_MATERIAL SUPPLIED_:
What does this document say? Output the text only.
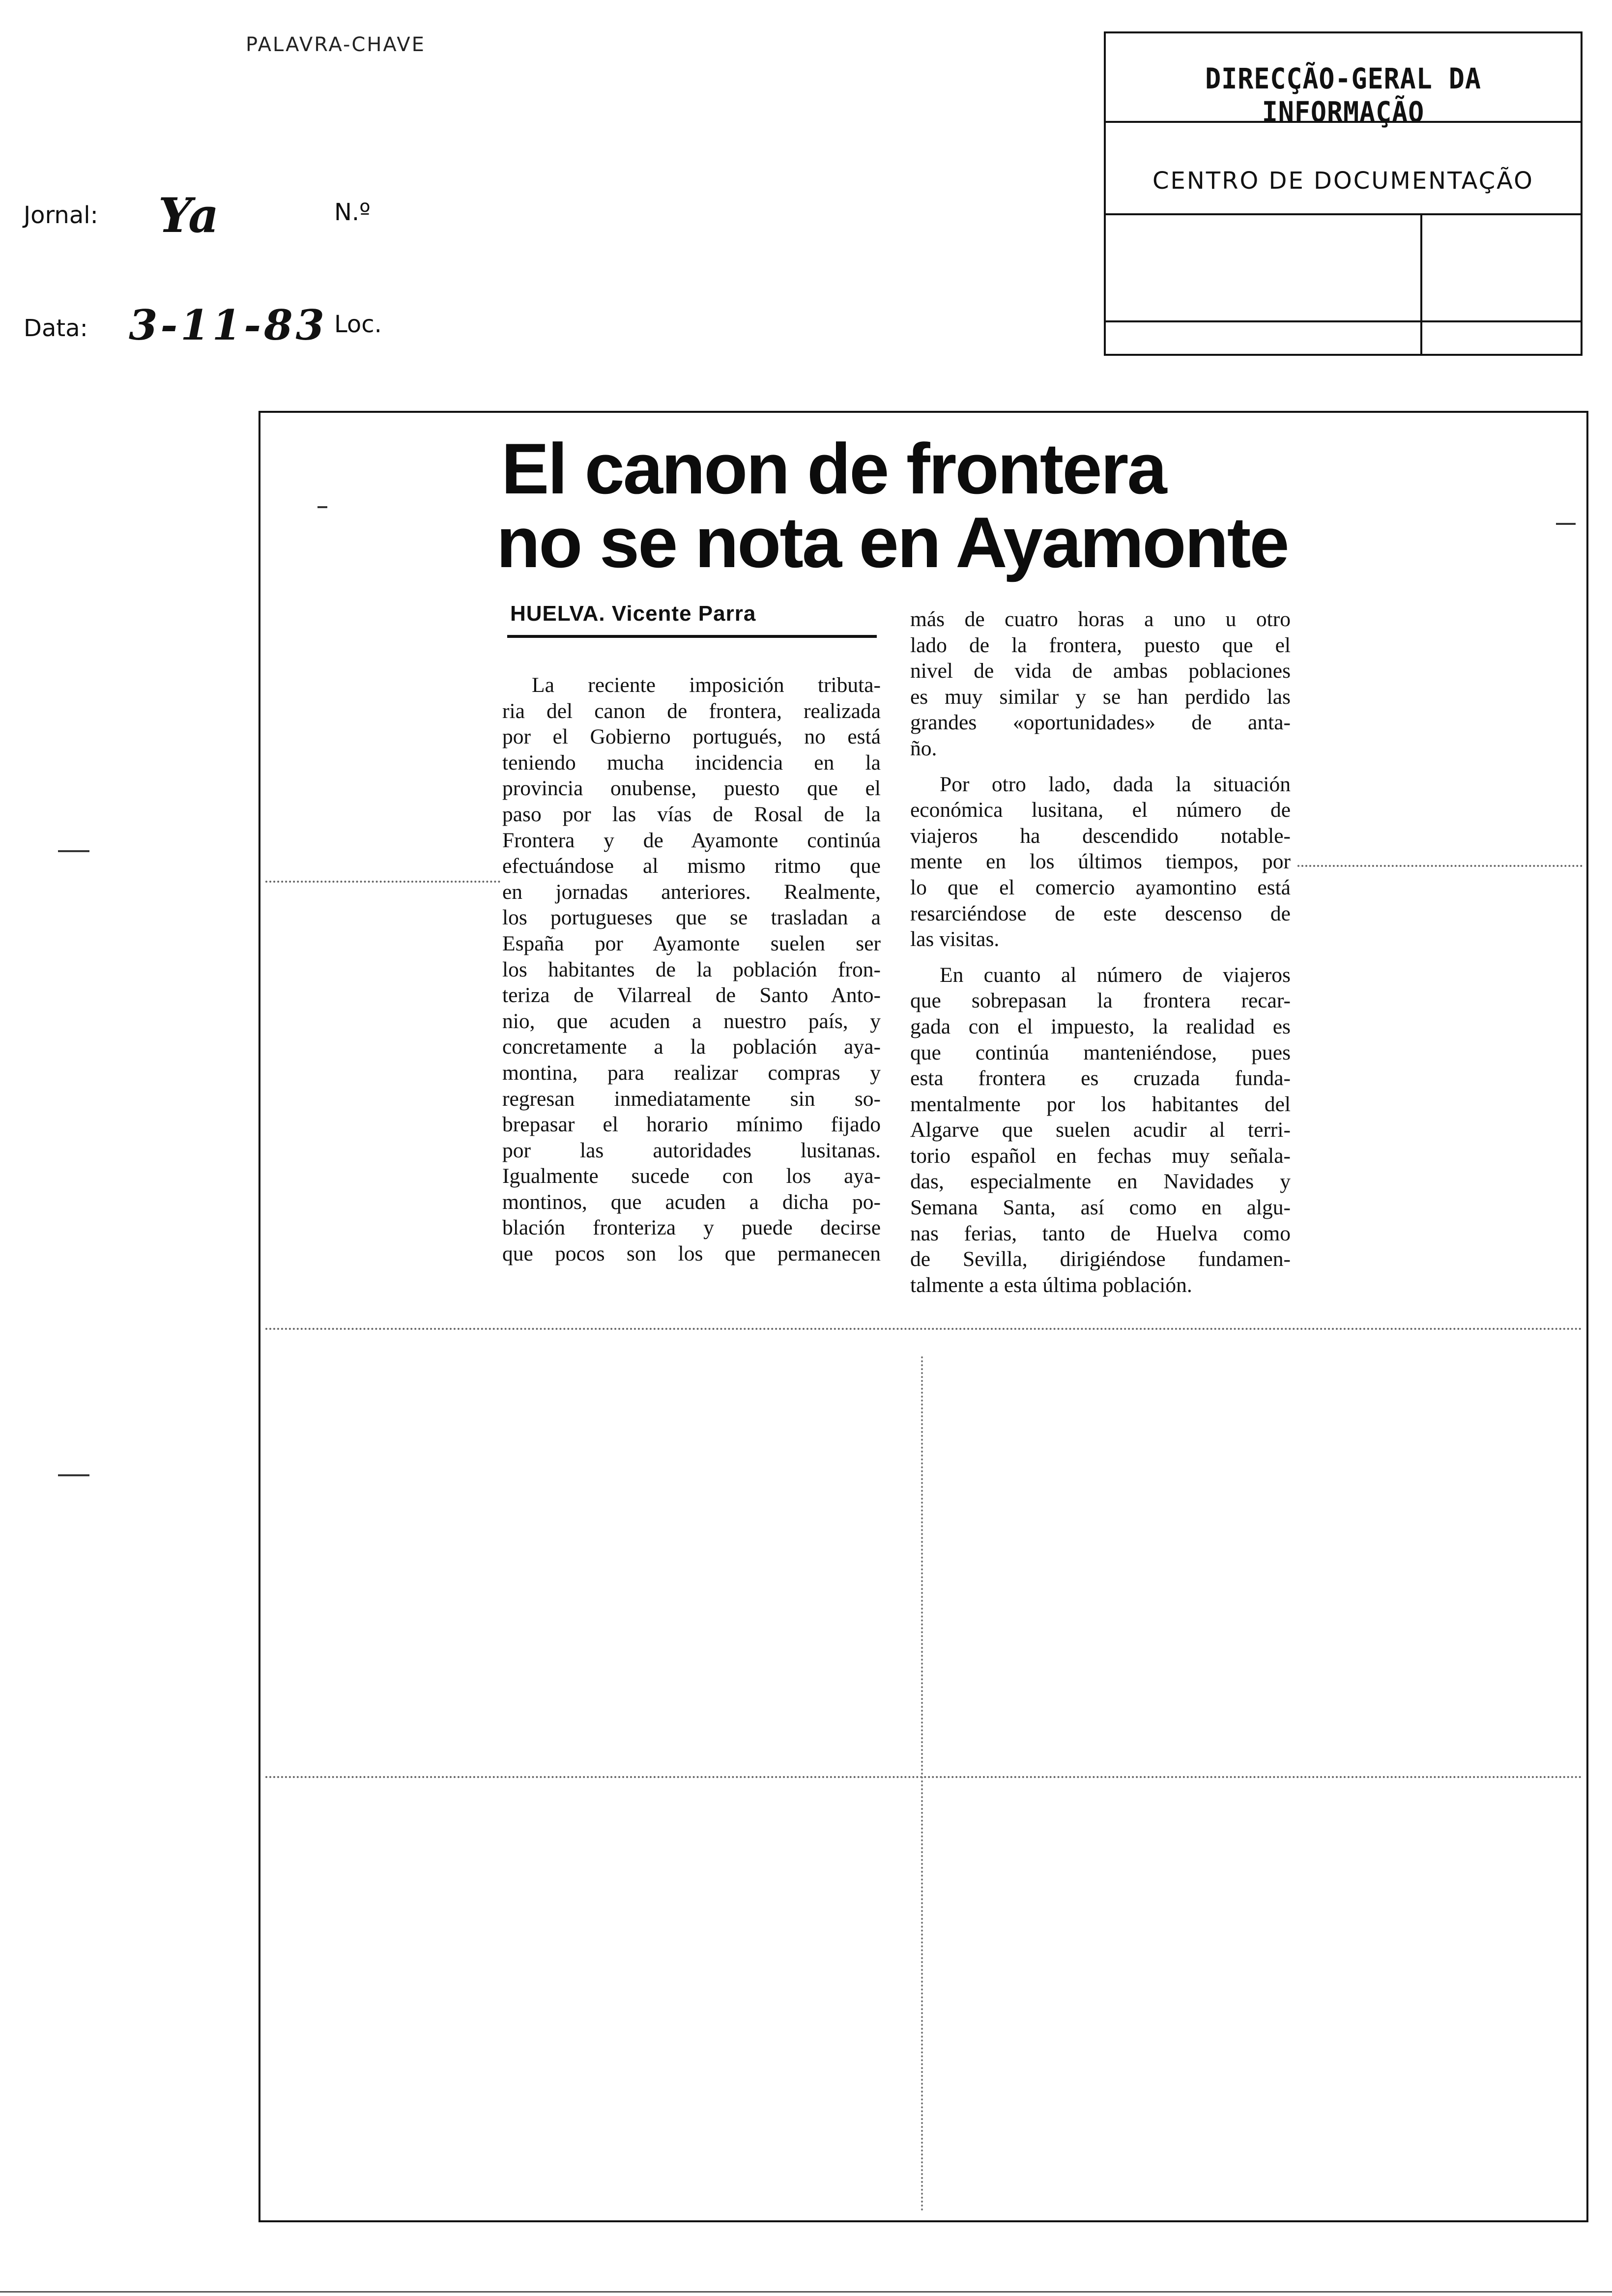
PALAVRA-CHAVE
DIRECÇÃO-GERAL DA INFORMAÇÃO
CENTRO DE DOCUMENTAÇÃO
Jornal: Ya	N.º
Data: 3-11-83 Loc.
El canon de frontera
no se nota en Ayamonte
HUELVA. Vicente Parra
La reciente imposición tributa-
ria del canon de frontera, realizada
por el Gobierno portugués, no está
teniendo mucha incidencia en la
provincia onubense, puesto que el
paso por las vías de Rosal de la
Frontera y de Ayamonte continúa
efectuándose al mismo ritmo que
en jornadas anteriores. Realmente,
los portugueses que se trasladan a
España por Ayamonte suelen ser
los habitantes de la población fron-
teriza de Vilarreal de Santo Anto-
nio, que acuden a nuestro país, y
concretamente a la población aya-
montina, para realizar compras y
regresan inmediatamente sin so-
brepasar el horario mínimo fijado
por las autoridades lusitanas.
Igualmente sucede con los aya-
montinos, que acuden a dicha po-
blación fronteriza y puede decirse
que pocos son los que permanecen
más de cuatro horas a uno u otro
lado de la frontera, puesto que el
nivel de vida de ambas poblaciones
es muy similar y se han perdido las
grandes «oportunidades» de anta-
ño.
Por otro lado, dada la situación
económica lusitana, el número de
viajeros ha descendido notable-
mente en los últimos tiempos, por
lo que el comercio ayamontino está
resarciéndose de este descenso de
las visitas.
En cuanto al número de viajeros
que sobrepasan la frontera recar-
gada con el impuesto, la realidad es
que continúa manteniéndose, pues
esta frontera es cruzada funda-
mentalmente por los habitantes del
Algarve que suelen acudir al terri-
torio español en fechas muy señala-
das, especialmente en Navidades y
Semana Santa, así como en algu-
nas ferias, tanto de Huelva como
de Sevilla, dirigiéndose fundamen-
talmente a esta última población.
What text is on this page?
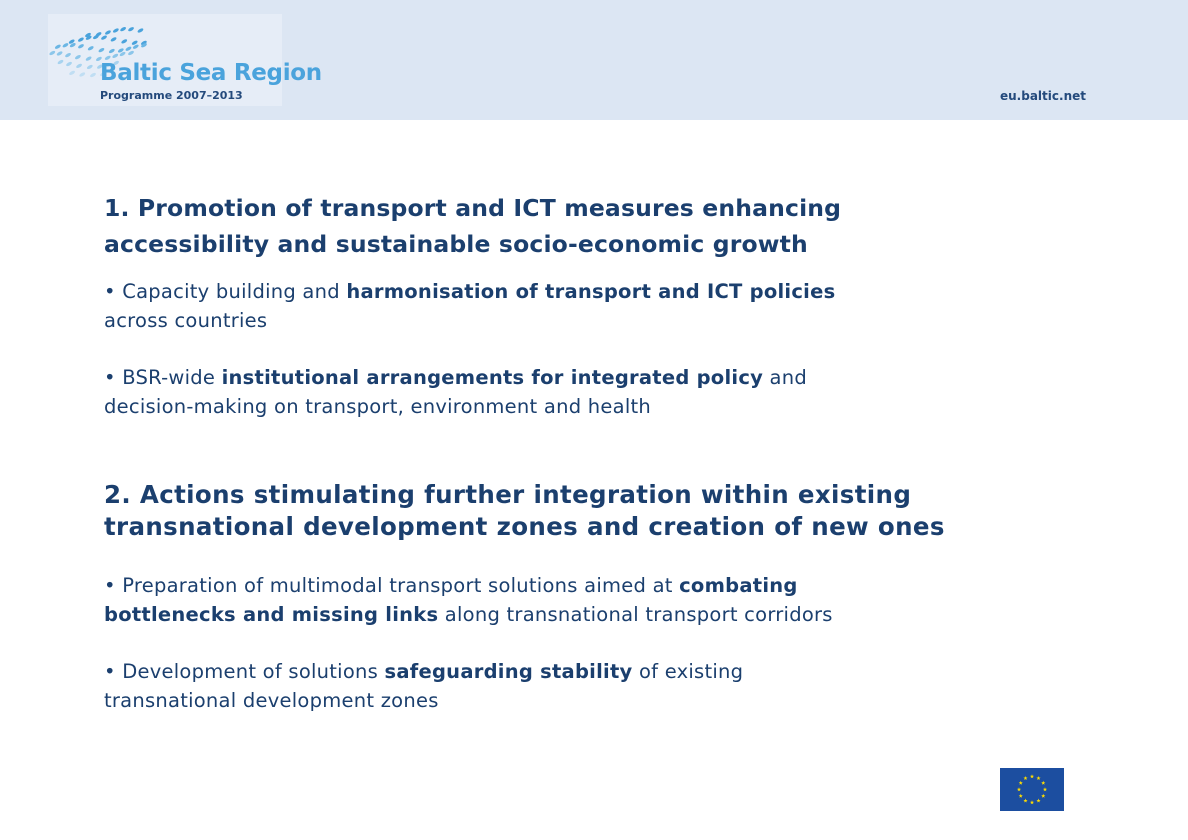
Baltic Sea Region
Programme 2007–2013	eu.baltic.net

1. Promotion of transport and ICT measures enhancing
accessibility and sustainable socio-economic growth

• Capacity building and harmonisation of transport and ICT policies
across countries

• BSR-wide institutional arrangements for integrated policy and
decision-making on transport, environment and health

2. Actions stimulating further integration within existing
transnational development zones and creation of new ones

• Preparation of multimodal transport solutions aimed at combating
bottlenecks and missing links along transnational transport corridors

• Development of solutions safeguarding stability of existing
transnational development zones
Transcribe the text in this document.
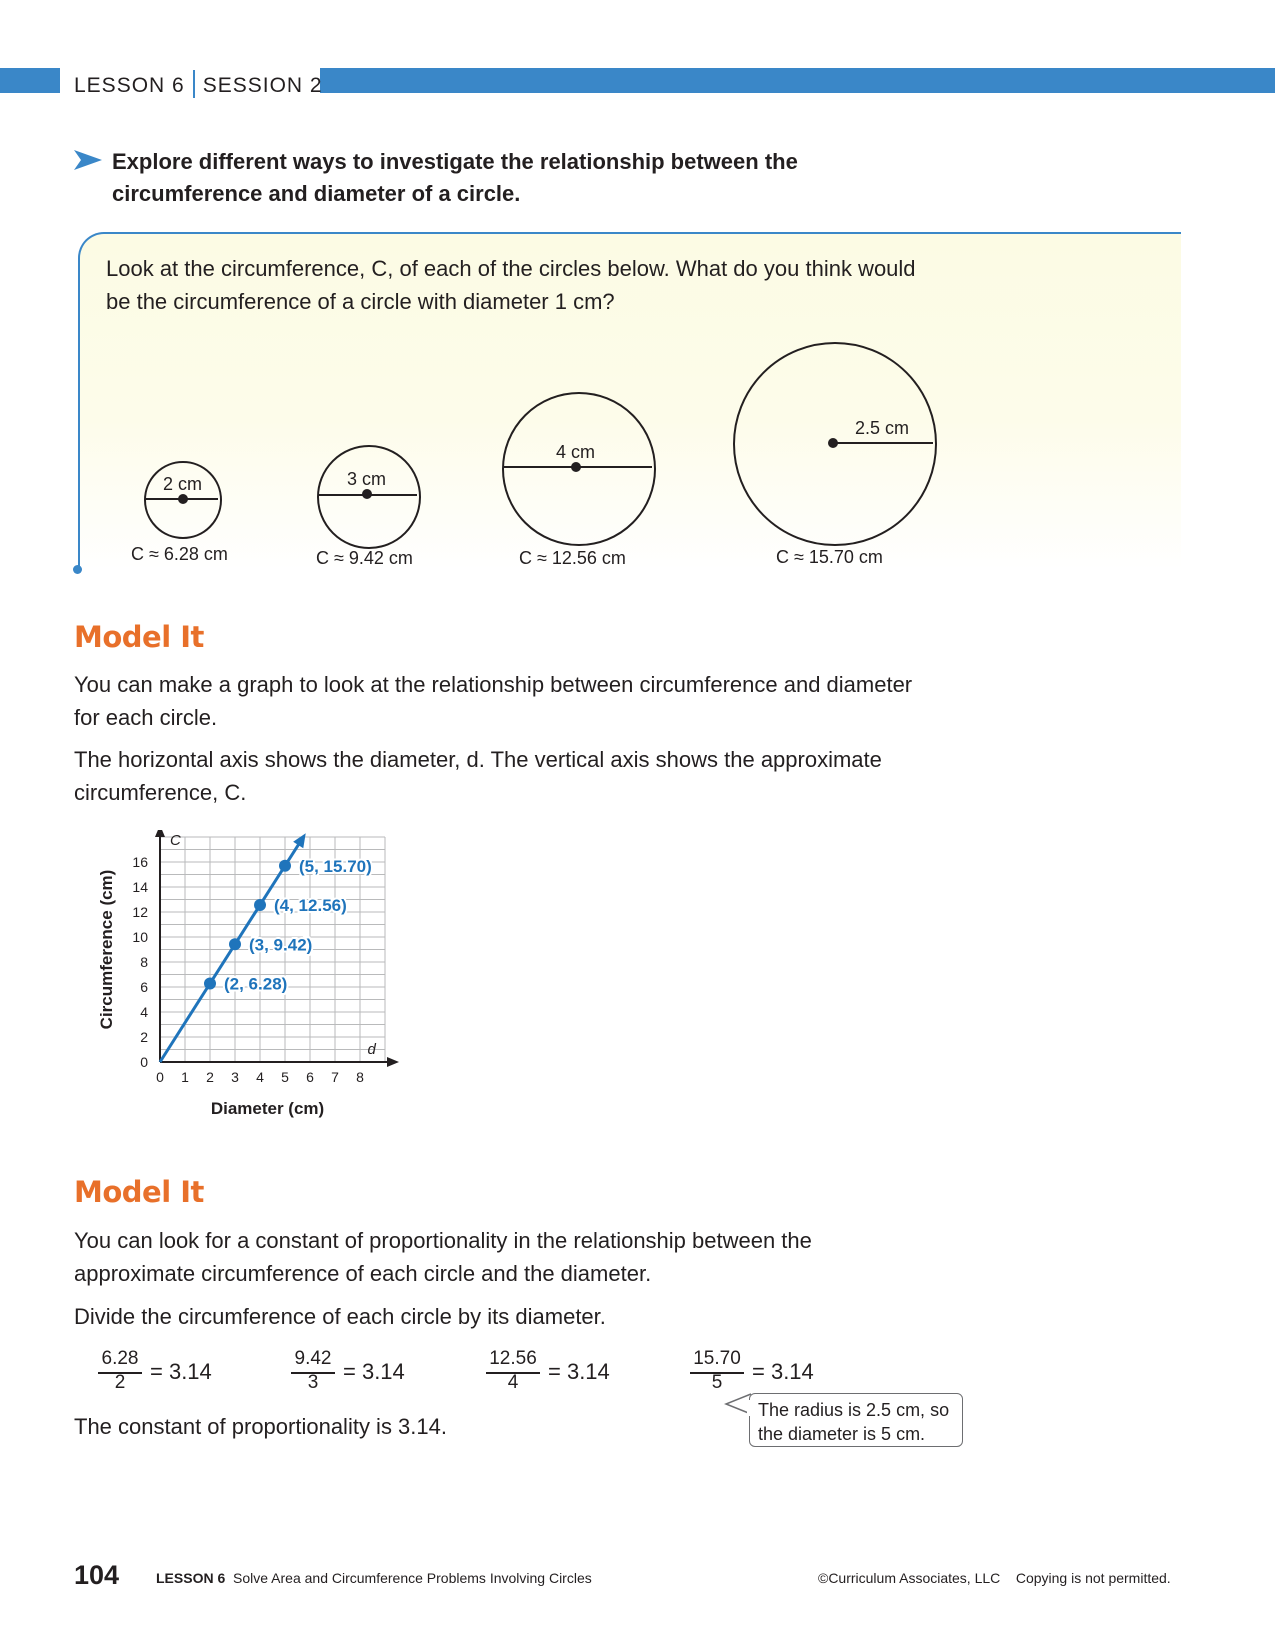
LESSON 6 SESSION 2
Explore different ways to investigate the relationship between the
circumference and diameter of a circle.
Look at the circumference, C, of each of the circles below. What do you think would
be the circumference of a circle with diameter 1 cm?
2 cm
C ≈ 6.28 cm
3 cm
C ≈ 9.42 cm
4 cm
C ≈ 12.56 cm
2.5 cm
C ≈ 15.70 cm
Model It
You can make a graph to look at the relationship between circumference and diameter
for each circle.
The horizontal axis shows the diameter, d. The vertical axis shows the approximate
circumference, C.
0 1 2 3 4 5 6 7 8
0
2
4
6
8
10
12
14
16
(2, 6.28)
(3, 9.42)
(4, 12.56)
(5, 15.70)
Circumference (cm)
Diameter (cm)
C
d
Model It
You can look for a constant of proportionality in the relationship between the
approximate circumference of each circle and the diameter.
Divide the circumference of each circle by its diameter.
6.28
2	= 3.14
9.42
3	= 3.14
12.56
4	= 3.14
15.70
5	= 3.14
The radius is 2.5 cm, so
the diameter is 5 cm.
The constant of proportionality is 3.14.
104	LESSON 6 Solve Area and Circumference Problems Involving Circles	©Curriculum Associates, LLC Copying is not permitted.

_WRITTEN PROBLEM_: Repeat verbatim all the material, but not the pictures.

_TASK OUTPUT_:
What does this document say? Output the text only.
PALAVRA-CHAVE
DIRECÇÃO-GERAL DA INFORMAÇÃO
CENTRO DE DOCUMENTAÇÃO
Jornal: Ya	N.º
Data: 3-11-83 Loc.
El canon de frontera
no se nota en Ayamonte
HUELVA. Vicente Parra
La reciente imposición tributa-
ria del canon de frontera, realizada
por el Gobierno portugués, no está
teniendo mucha incidencia en la
provincia onubense, puesto que el
paso por las vías de Rosal de la
Frontera y de Ayamonte continúa
efectuándose al mismo ritmo que
en jornadas anteriores. Realmente,
los portugueses que se trasladan a
España por Ayamonte suelen ser
los habitantes de la población fron-
teriza de Vilarreal de Santo Anto-
nio, que acuden a nuestro país, y
concretamente a la población aya-
montina, para realizar compras y
regresan inmediatamente sin so-
brepasar el horario mínimo fijado
por las autoridades lusitanas.
Igualmente sucede con los aya-
montinos, que acuden a dicha po-
blación fronteriza y puede decirse
que pocos son los que permanecen
más de cuatro horas a uno u otro
lado de la frontera, puesto que el
nivel de vida de ambas poblaciones
es muy similar y se han perdido las
grandes «oportunidades» de anta-
ño.
Por otro lado, dada la situación
económica lusitana, el número de
viajeros ha descendido notable-
mente en los últimos tiempos, por
lo que el comercio ayamontino está
resarciéndose de este descenso de
las visitas.
En cuanto al número de viajeros
que sobrepasan la frontera recar-
gada con el impuesto, la realidad es
que continúa manteniéndose, pues
esta frontera es cruzada funda-
mentalmente por los habitantes del
Algarve que suelen acudir al terri-
torio español en fechas muy señala-
das, especialmente en Navidades y
Semana Santa, así como en algu-
nas ferias, tanto de Huelva como
de Sevilla, dirigiéndose fundamen-
talmente a esta última población.
What text is on this page?
Baltic Sea Region
Programme 2007–2013	eu.baltic.net

1. Promotion of transport and ICT measures enhancing
accessibility and sustainable socio-economic growth

• Capacity building and harmonisation of transport and ICT policies
across countries

• BSR-wide institutional arrangements for integrated policy and
decision-making on transport, environment and health

2. Actions stimulating further integration within existing
transnational development zones and creation of new ones

• Preparation of multimodal transport solutions aimed at combating
bottlenecks and missing links along transnational transport corridors

• Development of solutions safeguarding stability of existing
transnational development zones
Transcribe the text in this document.
LESSON 6 SESSION 2
Explore different ways to investigate the relationship between the
circumference and diameter of a circle.
Look at the circumference, C, of each of the circles below. What do you think would
be the circumference of a circle with diameter 1 cm?
2 cm
C ≈ 6.28 cm
3 cm
C ≈ 9.42 cm
4 cm
C ≈ 12.56 cm
2.5 cm
C ≈ 15.70 cm
Model It
You can make a graph to look at the relationship between circumference and diameter
for each circle.
The horizontal axis shows the diameter, d. The vertical axis shows the approximate
circumference, C.
0 1 2 3 4 5 6 7 8
0
2
4
6
8
10
12
14
16
(2, 6.28)
(3, 9.42)
(4, 12.56)
(5, 15.70)
Circumference (cm)
Diameter (cm)
C
d
Model It
You can look for a constant of proportionality in the relationship between the
approximate circumference of each circle and the diameter.
Divide the circumference of each circle by its diameter.
6.28
2	= 3.14
9.42
3	= 3.14
12.56
4	= 3.14
15.70
5	= 3.14
The radius is 2.5 cm, so
the diameter is 5 cm.
The constant of proportionality is 3.14.
104	LESSON 6 Solve Area and Circumference Problems Involving Circles	©Curriculum Associates, LLC Copying is not permitted.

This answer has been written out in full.